[Material shown]
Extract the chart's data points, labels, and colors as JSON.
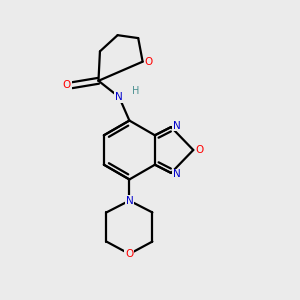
{
  "background_color": "#ebebeb",
  "bond_color": "#000000",
  "atom_colors": {
    "O": "#ff0000",
    "N": "#0000cc",
    "H": "#4a9090",
    "C": "#000000"
  },
  "lw": 1.6
}
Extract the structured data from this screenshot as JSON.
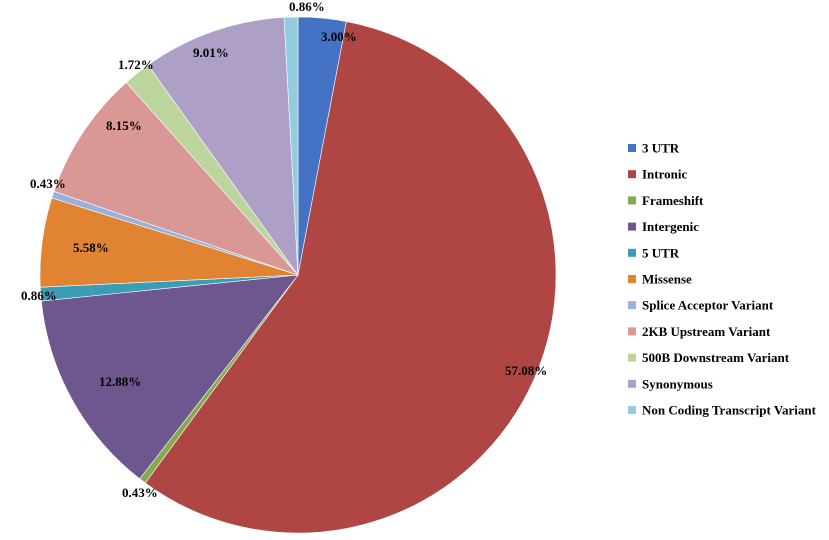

[Task instructions]
Repeat the full listing above exactly, with no pictures in the copy.

[The solution]
Extract the chart's data points, labels, and colors as JSON.
{
  "background_color": "#ebebeb",
  "bond_color": "#000000",
  "atom_colors": {
    "O": "#ff0000",
    "N": "#0000cc",
    "H": "#4a9090",
    "C": "#000000"
  },
  "lw": 1.6
}
Extract the structured data from this screenshot as JSON.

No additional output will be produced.